[Start of DATA FOR THIS TASK]

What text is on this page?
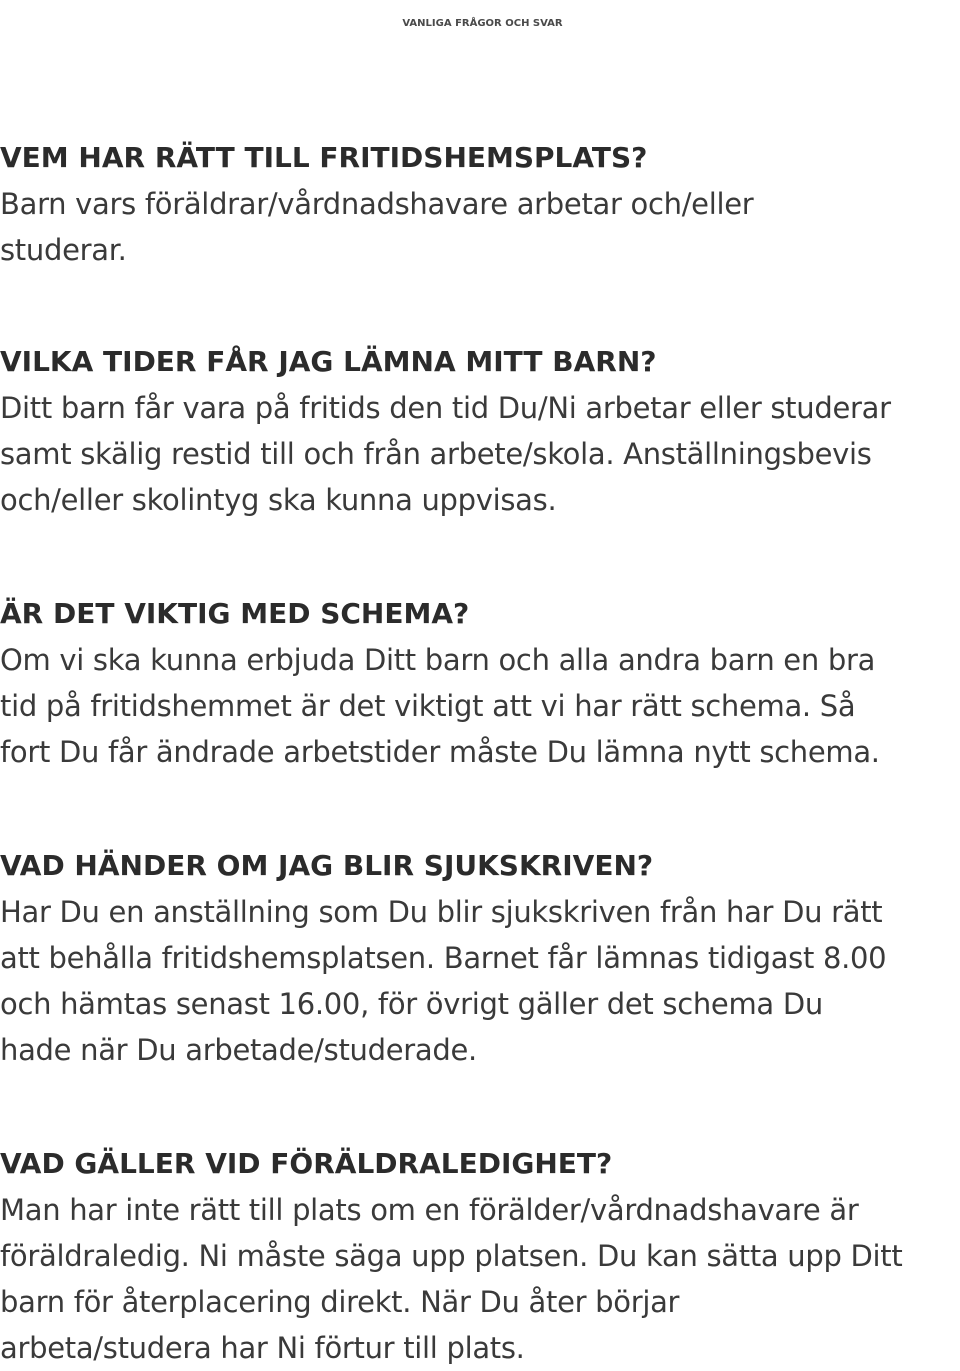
VANLIGA FRÅGOR OCH SVAR
VEM HAR RÄTT TILL FRITIDSHEMSPLATS?

Barn vars föräldrar/vårdnadshavare arbetar och/eller
studerar.

VILKA TIDER FÅR JAG LÄMNA MITT BARN?

Ditt barn får vara på fritids den tid Du/Ni arbetar eller studerar
samt skälig restid till och från arbete/skola. Anställningsbevis
och/eller skolintyg ska kunna uppvisas.

ÄR DET VIKTIG MED SCHEMA?

Om vi ska kunna erbjuda Ditt barn och alla andra barn en bra
tid på fritidshemmet är det viktigt att vi har rätt schema. Så
fort Du får ändrade arbetstider måste Du lämna nytt schema.

VAD HÄNDER OM JAG BLIR SJUKSKRIVEN?

Har Du en anställning som Du blir sjukskriven från har Du rätt
att behålla fritidshemsplatsen. Barnet får lämnas tidigast 8.00
och hämtas senast 16.00, för övrigt gäller det schema Du
hade när Du arbetade/studerade.

VAD GÄLLER VID FÖRÄLDRALEDIGHET?

Man har inte rätt till plats om en förälder/vårdnadshavare är
föräldraledig. Ni måste säga upp platsen. Du kan sätta upp Ditt
barn för återplacering direkt. När Du åter börjar
arbeta/studera har Ni förtur till plats.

[End of DATA FOR THIS TASK]

WHAT TO PRODUCE
Transcribe the whole listing, character for character, but not its images.

ANSWER
What text is on this page?
VANLIGA FRÅGOR OCH SVAR
VEM HAR RÄTT TILL FRITIDSHEMSPLATS?

Barn vars föräldrar/vårdnadshavare arbetar och/eller
studerar.

VILKA TIDER FÅR JAG LÄMNA MITT BARN?

Ditt barn får vara på fritids den tid Du/Ni arbetar eller studerar
samt skälig restid till och från arbete/skola. Anställningsbevis
och/eller skolintyg ska kunna uppvisas.

ÄR DET VIKTIG MED SCHEMA?

Om vi ska kunna erbjuda Ditt barn och alla andra barn en bra
tid på fritidshemmet är det viktigt att vi har rätt schema. Så
fort Du får ändrade arbetstider måste Du lämna nytt schema.

VAD HÄNDER OM JAG BLIR SJUKSKRIVEN?

Har Du en anställning som Du blir sjukskriven från har Du rätt
att behålla fritidshemsplatsen. Barnet får lämnas tidigast 8.00
och hämtas senast 16.00, för övrigt gäller det schema Du
hade när Du arbetade/studerade.

VAD GÄLLER VID FÖRÄLDRALEDIGHET?

Man har inte rätt till plats om en förälder/vårdnadshavare är
föräldraledig. Ni måste säga upp platsen. Du kan sätta upp Ditt
barn för återplacering direkt. När Du åter börjar
arbeta/studera har Ni förtur till plats.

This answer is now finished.